#### [Objective]
All the records that follow need to be reproduced exactly. Omit the images.

#### [Extracted entries]

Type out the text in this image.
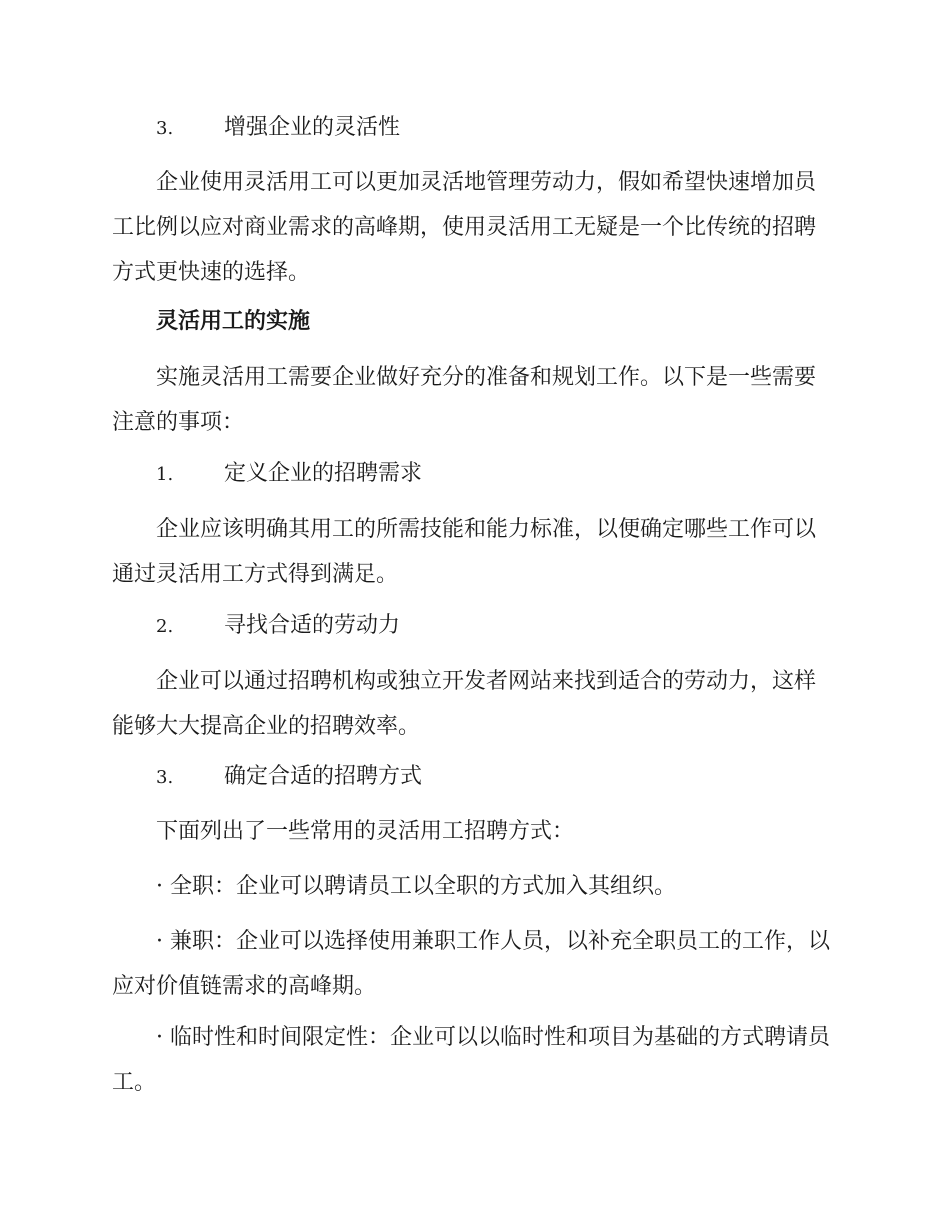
3.	增强企业的灵活性
企业使用灵活用工可以更加灵活地管理劳动力，假如希望快速增加员工比例以应对商业需求的高峰期，使用灵活用工无疑是一个比传统的招聘方式更快速的选择。
灵活用工的实施
实施灵活用工需要企业做好充分的准备和规划工作。以下是一些需要注意的事项：
1.	定义企业的招聘需求
企业应该明确其用工的所需技能和能力标准，以便确定哪些工作可以通过灵活用工方式得到满足。
2.	寻找合适的劳动力
企业可以通过招聘机构或独立开发者网站来找到适合的劳动力，这样能够大大提高企业的招聘效率。
3.	确定合适的招聘方式
下面列出了一些常用的灵活用工招聘方式：
· 全职：企业可以聘请员工以全职的方式加入其组织。
· 兼职：企业可以选择使用兼职工作人员，以补充全职员工的工作，以应对价值链需求的高峰期。
· 临时性和时间限定性：企业可以以临时性和项目为基础的方式聘请员工。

#### [Response to this task]
Type out the text in this image.
3.	增强企业的灵活性
企业使用灵活用工可以更加灵活地管理劳动力，假如希望快速增加员工比例以应对商业需求的高峰期，使用灵活用工无疑是一个比传统的招聘方式更快速的选择。
灵活用工的实施
实施灵活用工需要企业做好充分的准备和规划工作。以下是一些需要注意的事项：
1.	定义企业的招聘需求
企业应该明确其用工的所需技能和能力标准，以便确定哪些工作可以通过灵活用工方式得到满足。
2.	寻找合适的劳动力
企业可以通过招聘机构或独立开发者网站来找到适合的劳动力，这样能够大大提高企业的招聘效率。
3.	确定合适的招聘方式
下面列出了一些常用的灵活用工招聘方式：
· 全职：企业可以聘请员工以全职的方式加入其组织。
· 兼职：企业可以选择使用兼职工作人员，以补充全职员工的工作，以应对价值链需求的高峰期。
· 临时性和时间限定性：企业可以以临时性和项目为基础的方式聘请员工。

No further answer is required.